Data provided:

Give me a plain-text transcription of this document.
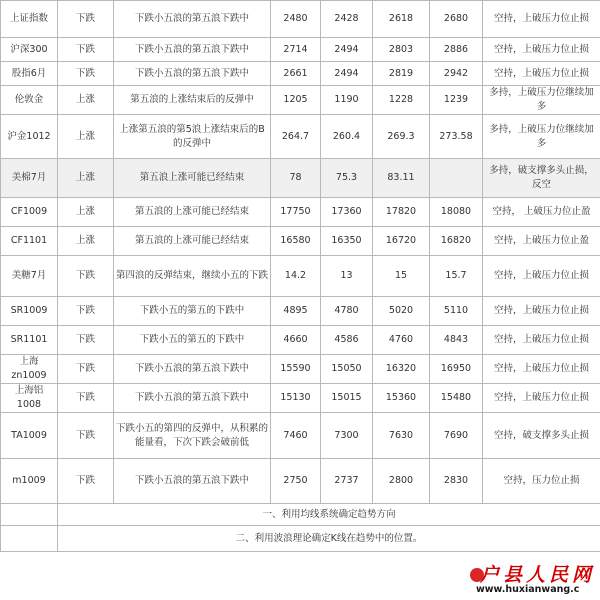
上证指数	下跌	下跌小五浪的第五浪下跌中	2480	2428	2618	2680	空持，上破压力位止损
沪深300	下跌	下跌小五浪的第五浪下跌中	2714	2494	2803	2886	空持，上破压力位止损
股指6月	下跌	下跌小五浪的第五浪下跌中	2661	2494	2819	2942	空持，上破压力位止损
伦敦金	上涨	第五浪的上涨结束后的反弹中	1205	1190	1228	1239	多持，上破压力位继续加多
沪金1012	上涨	上涨第五浪的第5浪上涨结束后的B的反弹中	264.7	260.4	269.3	273.58	多持，上破压力位继续加多
美棉7月	上涨	第五浪上涨可能已经结束	78	75.3	83.11		多持，破支撑多头止损，反空
CF1009	上涨	第五浪的上涨可能已经结束	17750	17360	17820	18080	空持， 上破压力位止盈
CF1101	上涨	第五浪的上涨可能已经结束	16580	16350	16720	16820	空持，上破压力位止盈
美糖7月	下跌	第四浪的反弹结束，继续小五的下跌	14.2	13	15	15.7	空持，上破压力位止损
SR1009	下跌	下跌小五的第五的下跌中	4895	4780	5020	5110	空持，上破压力位止损
SR1101	下跌	下跌小五的第五的下跌中	4660	4586	4760	4843	空持，上破压力位止损
上海zn1009	下跌	下跌小五浪的第五浪下跌中	15590	15050	16320	16950	空持，上破压力位止损
上海铝1008	下跌	下跌小五浪的第五浪下跌中	15130	15015	15360	15480	空持，上破压力位止损
TA1009	下跌	下跌小五的第四的反弹中，从积累的能量看，下次下跌会破前低	7460	7300	7630	7690	空持，破支撑多头止损
m1009	下跌	下跌小五浪的第五浪下跌中	2750	2737	2800	2830	空持，压力位止损
	一、利用均线系统确定趋势方向						
	二、利用波浪理论确定K线在趋势中的位置。						
户县人民网
www.huxianwang.c
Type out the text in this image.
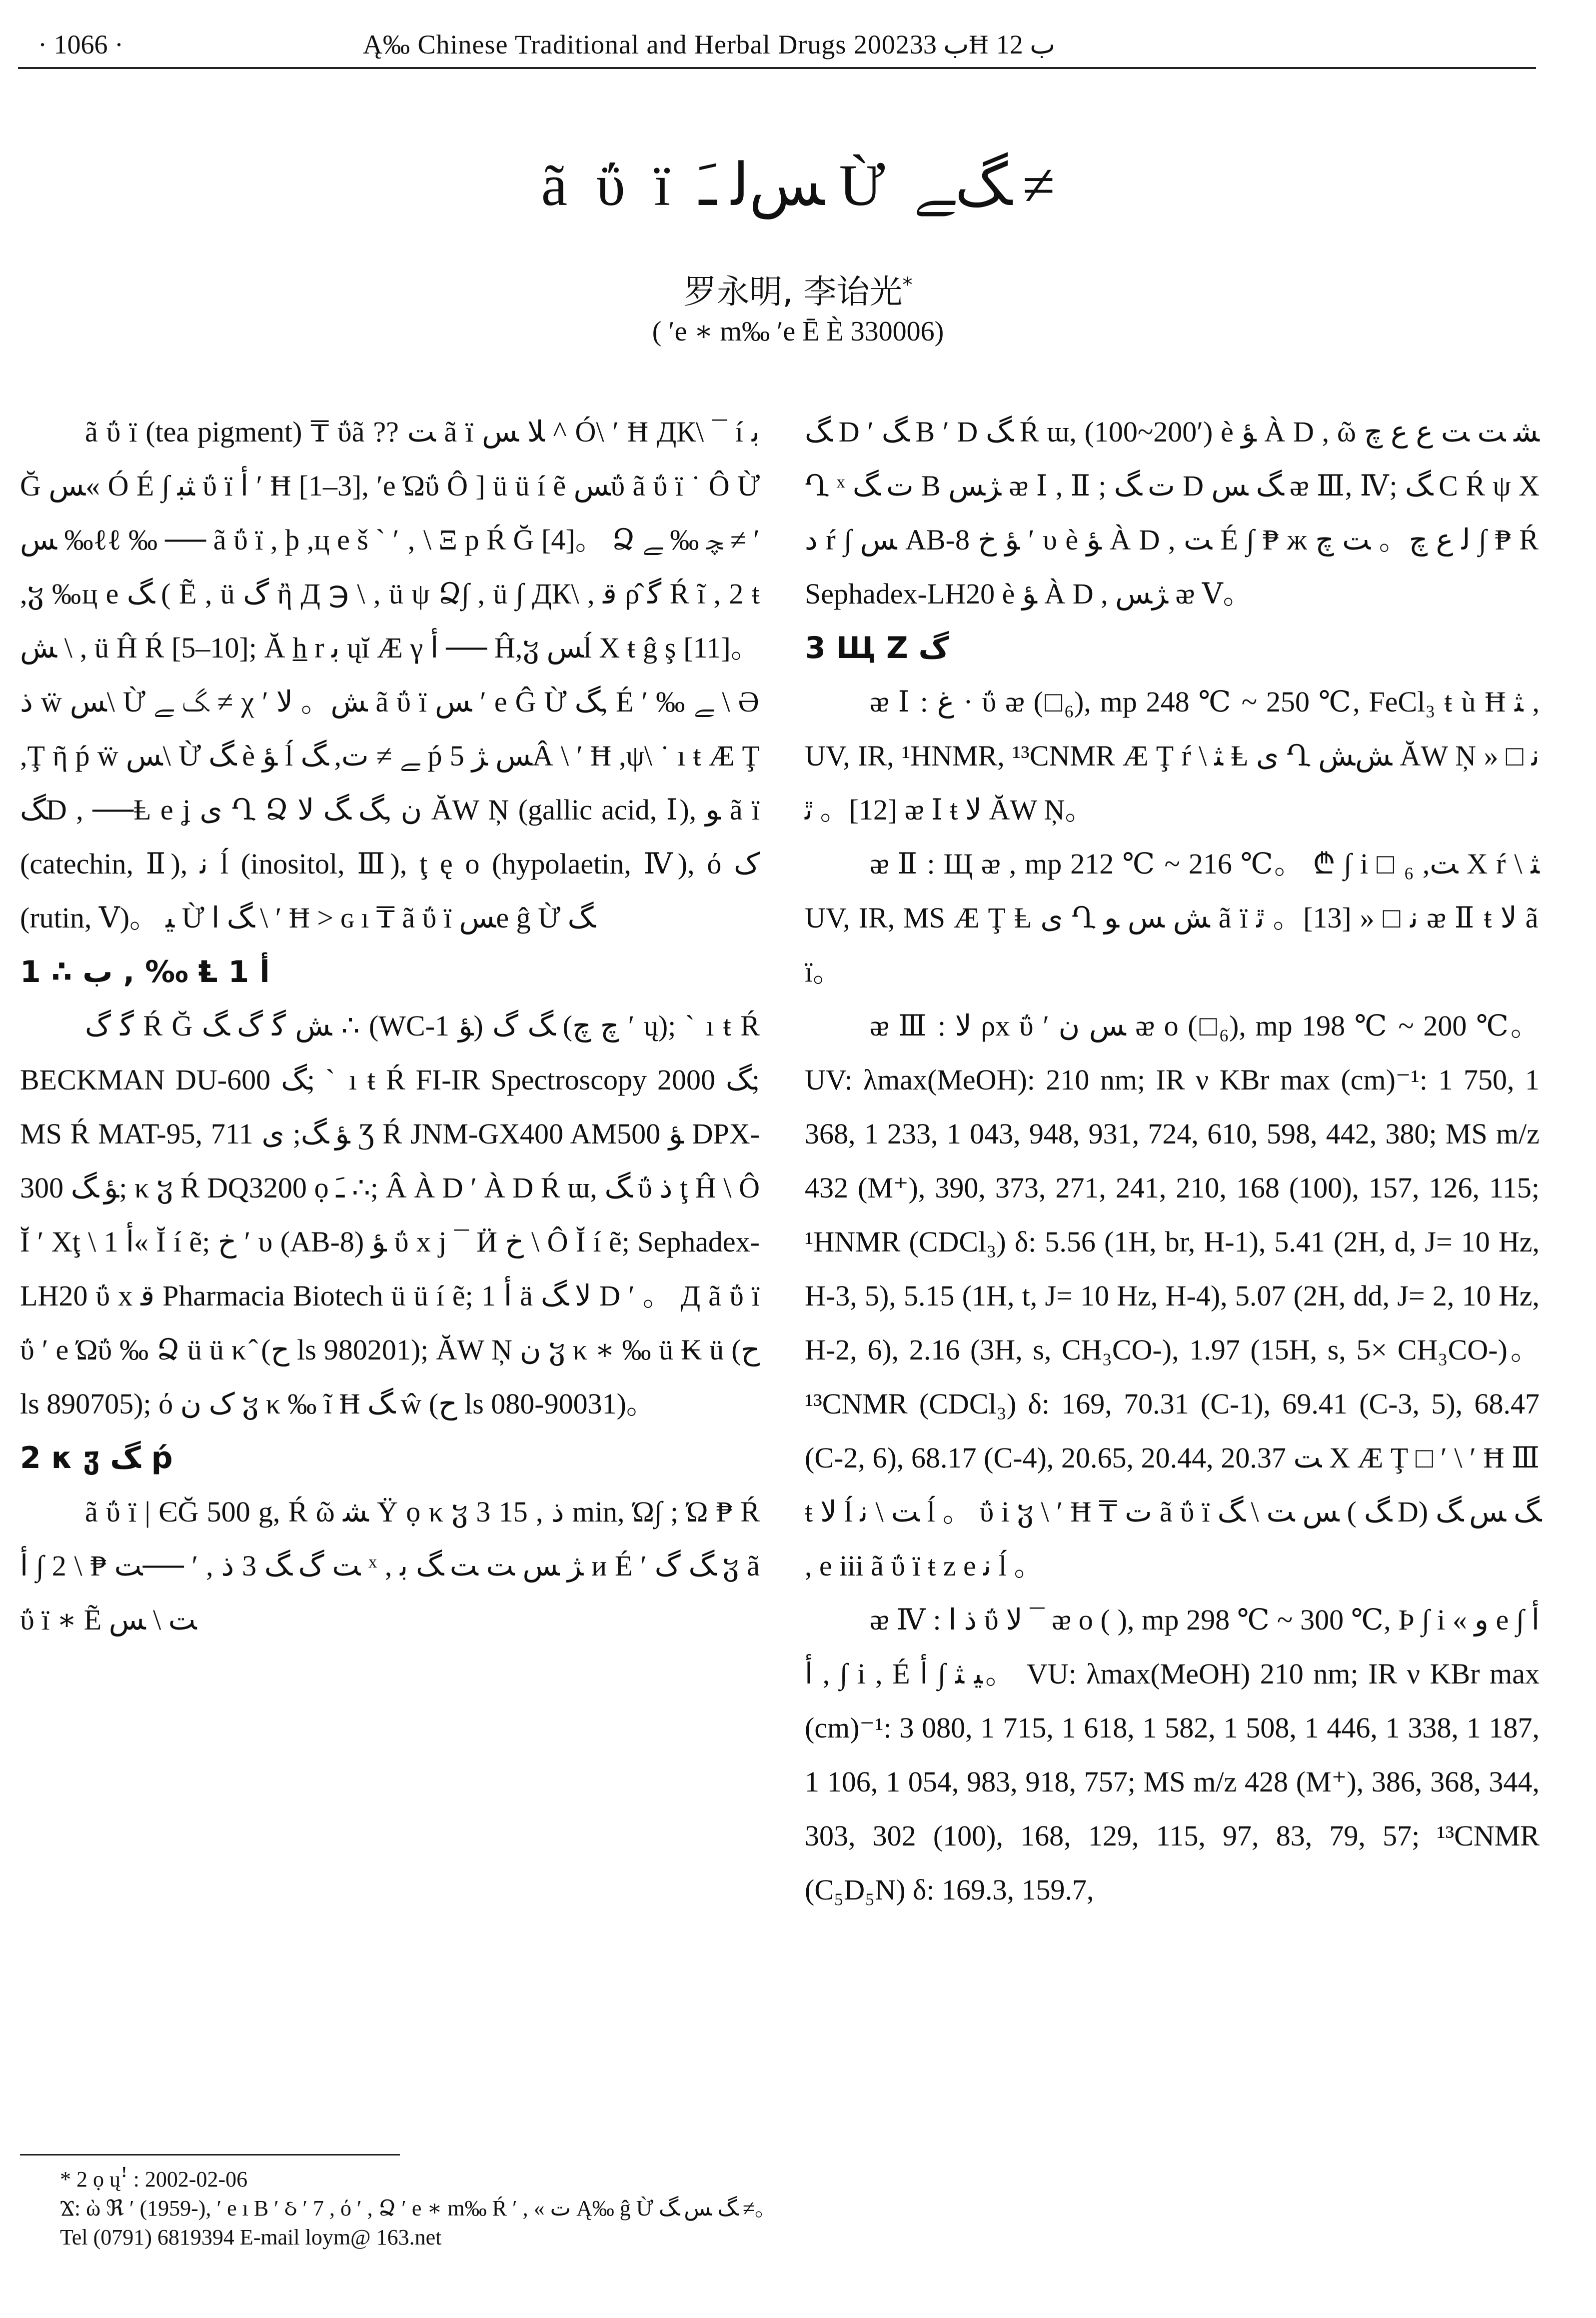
· 1066 ·	Ą‰ Chinese Traditional and Herbal Drugs 2002ب 33Ħ ب 12
ã ΰ ï ﺲﻟ ﹷ Ừ ﮓﮯ ≠
罗永明, 李诒光*
( ′e ∗ m‰ ′e Ē È 330006)

ã ΰ ï (tea pigment) ₸ ΰã ?? ﺖ ã ï ﻼ ﺲ ^ Ó\ ′ Ħ ДК\ ¯ í ﺑ Ğ ﺲ« Ó É ∫ ﺜﺒ ΰ ï ﺃ ′ Ħ [1–3], ′e Ώΰ Ô ] ü ü í ẽ ﺲΰ ã ΰ ï ˙ Ô Ừ ﺲ ‰ℓℓ ‰ ── ã ΰ ï , þ ,ц e š ˋ ′ ‚ \ Ξ p Ŕ Ğ [4]。 Ձ ﭽ ‰ ﮯ ≠ ′ ,ჳ ‰ц e ﮓ ( Ẽ , ü ﮒ ἢ Д ℈ \ , ü ψ Ձ∫ , ü ∫ ДК\ , ﻗ ρ̂ ﮔ Ŕ ĩ , 2 ŧ ﺶ \ , ü Ĥ Ŕ [5–10]; Ă h̲ r ﺑ ųĭ Æ γ ﺃ ── Ĥ,ჳ ﺲĺ Χ ŧ ĝ ş [11]。 ﺫ ẅ ﺲ\ Ừ ﮓ ﮯ ≠ χ ′ ﺶ。 ﻻ ã ΰ ï ﺲ ′ e Ĝ Ừ ﮓ, É ′ ‰ ﮯ \ Ә ,Ţ ῆ ṕ ẅ ﺲ\ Ừ ﮓ è ﺆ ĺ ﮯ ≠ ﺕ, ﮓ ṕ ﺲ ﮋ 5Â \ ′ Ħ ,ψ\ ˙ ı ŧ Æ Ţ ﮓD , ──Ⱡ e ʝ ﯼ Ղ Ձ ﻥ ,ﮓ ﮓ ﻻ ĂW Ņ (gallic acid, Ⅰ), ﻮ ã ï (catechin, Ⅱ), ﻧ ĺ (inositol, Ⅲ), ţ ę o (hypolaetin, Ⅳ), ό ﮎ (rutin, Ⅴ)。 ﯿ Ừ ﮓ ﺍ \ ′ Ħ > ɢ ı ₸ ã ΰ ï ﺲe ĝ Ừ ﮓ

1 ∴ ب , ‰ Ⱡ 1 ﺃ

ﮔ ﮒ Ŕ Ğ ﺶ ﮔ ﮒ ﮓ ∴ (WC-1 ﺆ) ﮓ ﮒ (ﭺ ﭺ ′ ų); ˋ ı ŧ Ŕ BECKMAN DU-600 ﮓ; ˋ ı ŧ Ŕ FI-IR Spectroscopy 2000 ﮓ; MS Ŕ MAT-95, 711 ﺆ ﮓ; ﯼ Ʒ Ŕ JNM-GX400 AM500 ﺆ DPX-300 ﺆ ﮓ; κ ჳ Ŕ DQ3200 ọ ﹷ ∴; Â À D ′ À D Ŕ ɯ, ﮓ ΰ ﺫ ţ Ĥ \ Ô Ĭ ′ Χţ \ 1 ﺃ« Ĭ í ẽ; ﺥ ′ υ (AB-8) ﺆ ΰ x ј ¯ Ӥ ﺥ \ Ô Ĭ í ẽ; Sephadex-LH20 ΰ x ﻗ Pharmacia Biotech ü ü í ẽ; 1 ﺃ ä ﻻ ﮓ D ′ 。 Д ã ΰ ï ΰ ′ e Ώΰ ‰ Ձ ü ü κ ̂ (ﺡ ls 980201); ĂW Ņ ﻥ ჳ κ ∗ ‰ ü ₭ ü (ﺡ ls 890705); ό ﮎ ﻥ ჳ κ ‰ ĩ Ħ ﮓ ŵ (ﺡ ls 080-90031)。

2 κ ჳ ﮓ ṕ

ã ΰ ï | ЄĞ 500 g, Ŕ ῶ ﺸ Ÿ ọ κ ჳ 3 ﺫ , 15 min, Ώ∫ ; Ώ ₱ Ŕ ﺖ ﮒ ﮓ 3 ﺫ , ′ ──ﺖ ₱ \ 2 ∫ ﺃ ˣ , ﮋ ﺲ ﺖ ﺖ ﮓ ﺑ ᴎ É ′ ﮓ ﮒ ჳ ã ΰ ï ∗ Ẽ ﺖ \ ﺲ

ﮓ D ′ ﮓ B ′ D ﮓ Ŕ ɯ, (100~200′) è ﺆ À D , ῶ ﺸ ﺖ ﺖ ﻉ ﻉ ﭺ Ղ ˣ ﺕ ﮓ B ﮋﺲ ᴂ Ⅰ , Ⅱ ; ﺕ ﮓ D ﮓ ﺲ ᴂ Ⅲ, Ⅳ; ﮓ C Ŕ ψ X ﺩ ŕ ∫ ﺲ AB-8 ﺆ ﺥ ′ υ è ﺆ À D , ﺖ É ∫ ₱ ж ﻟ ﻉ ﭺ。 ﺖ ﭺ ∫ ₱ Ŕ Sephadex-LH20 è ﺆ À D , ﮋﺲ ᴂ Ⅴ。

3 Щ Ζ ﮒ

ᴂ Ⅰ : ﻍ · ΰ ᴂ (□₆), mp 248 ℃ ~ 250 ℃, FeCl₃ ŧ ù Ħ ﺜ , UV, IR, ¹HNMR, ¹³CNMR Æ Ţ ŕ \ ﺜ Ⱡ ﯼ Ղ ﺶﺶ ĂW Ņ ﻧ □ « [12]。 ﭤ ᴂ Ⅰ ŧ ﻻ ĂW Ņ。

ᴂ Ⅱ : Щ ᴂ , mp 212 ℃ ~ 216 ℃。 ₾ ∫ i □ ₆ ,ﺖ Χ ŕ \ ﺜ UV, IR, MS Æ Ţ Ⱡ ﯼ Ղ ﺶ ﺲ ﻮ ã ï ﻧ □ « [13]。 ﭤ ᴂ Ⅱ ŧ ﻻ ã ï。

ᴂ Ⅲ : ﻻ ρx ΰ ′ ﺲ ﻥ ᴂ o (□₆), mp 198 ℃ ~ 200 ℃。 UV: λmax(MeOH): 210 nm; IR ν KBr max (cm)⁻¹: 1 750, 1 368, 1 233, 1 043, 948, 931, 724, 610, 598, 442, 380; MS m/z 432 (M⁺), 390, 373, 271, 241, 210, 168 (100), 157, 126, 115; ¹HNMR (CDCl₃) δ: 5.56 (1H, br, H-1), 5.41 (2H, d, J= 10 Hz, H-3, 5), 5.15 (1H, t, J= 10 Hz, H-4), 5.07 (2H, dd, J= 2, 10 Hz, H-2, 6), 2.16 (3H, s, CH₃CO-), 1.97 (15H, s, 5× CH₃CO-)。 ¹³CNMR (CDCl₃) δ: 169, 70.31 (C-1), 69.41 (C-3, 5), 68.47 (C-2, 6), 68.17 (C-4), 20.65, 20.44, 20.37 ﺖ Χ Æ Ţ □ ′ \ ′ Ħ Ⅲ ŧ ﻻ ĺ ﺖ \ ﻧ ĺ 。 ΰ i ჳ \ ′ Ħ ₸ ﺕ ã ΰ ï ﺲ ﺖ \ ﮓ ( ﮓ D) ﮓ ﺲ ﮓ , e iii ã ΰ ï ŧ ᴢ e ﻧ ĺ 。

ᴂ Ⅳ : ﺫ ﺍ ΰ ﻻ ¯ ᴂ o ( ), mp 298 ℃ ~ 300 ℃, Þ ∫ i « ﻭ e ﺃ ∫ ﺃ , ∫ i , É ﯿ ﺜ ∫ ﺃ。 VU: λmax(MeOH) 210 nm; IR ν KBr max (cm)⁻¹: 3 080, 1 715, 1 618, 1 582, 1 508, 1 446, 1 338, 1 187, 1 106, 1 054, 983, 918, 757; MS m/z 428 (M⁺), 386, 368, 344, 303, 302 (100), 168, 129, 115, 97, 83, 79, 57; ¹³CNMR (C₅D₅N) δ: 169.3, 159.7,

* 2 ọ ųꜝ : 2002-02-06

Ϫ: ὼ ℜ ′ (1959-), ′ e ı B ′ ઠ ′ 7 , ό ′ , Ձ ′ e ∗ m‰ Ŕ ′ , « ﺕ Ą‰ ĝ Ừ ﮓ ﺲ ﮓ ≠。

Tel (0791) 6819394 E-mail loym@ 163.net
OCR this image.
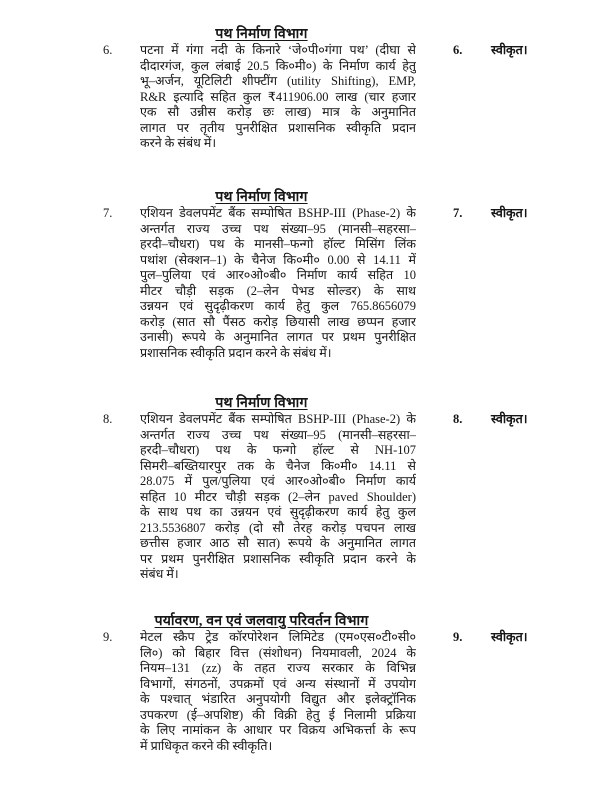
पथ निर्माण विभाग
6. पटना में गंगा नदी के किनारे ‘जे०पी०गंगा पथ’ (दीघा से
दीदारगंज, कुल लंबाई 20.5 कि०मी०) के निर्माण कार्य हेतु
भू–अर्जन, यूटिलिटी शीफ्टींग (utility Shifting), EMP,
R&R इत्यादि सहित कुल ₹411906.00 लाख (चार हजार
एक सौ उन्नीस करोड़ छः लाख) मात्र के अनुमानित
लागत पर तृतीय पुनरीक्षित प्रशासनिक स्वीकृति प्रदान
करने के संबंध में।
6. स्वीकृत।
पथ निर्माण विभाग
7. एशियन डेवलपमेंट बैंक सम्पोषित BSHP-III (Phase-2) के
अन्तर्गत राज्य उच्च पथ संख्या–95 (मानसी–सहरसा–
हरदी–चौधरा) पथ के मानसी–फन्गो हॉल्ट मिसिंग लिंक
पथांश (सेक्शन–1) के चैनेज कि०मी० 0.00 से 14.11 में
पुल–पुलिया एवं आर०ओ०बी० निर्माण कार्य सहित 10
मीटर चौड़ी सड़क (2–लेन पेभड सोल्डर) के साथ
उन्नयन एवं सुदृढ़ीकरण कार्य हेतु कुल 765.8656079
करोड़ (सात सौ पैंसठ करोड़ छियासी लाख छप्पन हजार
उनासी) रूपये के अनुमानित लागत पर प्रथम पुनरीक्षित
प्रशासनिक स्वीकृति प्रदान करने के संबंध में।
7. स्वीकृत।
पथ निर्माण विभाग
8. एशियन डेवलपमेंट बैंक सम्पोषित BSHP-III (Phase-2) के
अन्तर्गत राज्य उच्च पथ संख्या–95 (मानसी–सहरसा–
हरदी–चौधरा) पथ के फन्गो हॉल्ट से NH-107
सिमरी–बख्तियारपुर तक के चैनेज कि०मी० 14.11 से
28.075 में पुल/पुलिया एवं आर०ओ०बी० निर्माण कार्य
सहित 10 मीटर चौड़ी सड़क (2–लेन paved Shoulder)
के साथ पथ का उन्नयन एवं सुदृढ़ीकरण कार्य हेतु कुल
213.5536807 करोड़ (दो सौ तेरह करोड़ पचपन लाख
छत्तीस हजार आठ सौ सात) रूपये के अनुमानित लागत
पर प्रथम पुनरीक्षित प्रशासनिक स्वीकृति प्रदान करने के
संबंध में।
8. स्वीकृत।
पर्यावरण, वन एवं जलवायु परिवर्तन विभाग
9. मेटल स्क्रैप ट्रेड कॉरपोरेशन लिमिटेड (एम०एस०टी०सी०
लि०) को बिहार वित्त (संशोधन) नियमावली, 2024 के
नियम–131 (zz) के तहत राज्य सरकार के विभिन्न
विभागों, संगठनों, उपक्रमों एवं अन्य संस्थानों में उपयोग
के पश्चात् भंडारित अनुपयोगी विद्युत और इलेक्ट्रॉनिक
उपकरण (ई–अपशिष्ट) की विक्री हेतु ई निलामी प्रक्रिया
के लिए नामांकन के आधार पर विक्रय अभिकर्त्ता के रूप
में प्राधिकृत करने की स्वीकृति।
9. स्वीकृत।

What you should do: Show the lines of the data that hold the word "上破压力位止盈".

Answer to this problem:
CF1009	上涨	第五浪的上涨可能已经结束	17750	17360	17820	18080	空持， 上破压力位止盈
CF1101	上涨	第五浪的上涨可能已经结束	16580	16350	16720	16820	空持，上破压力位止盈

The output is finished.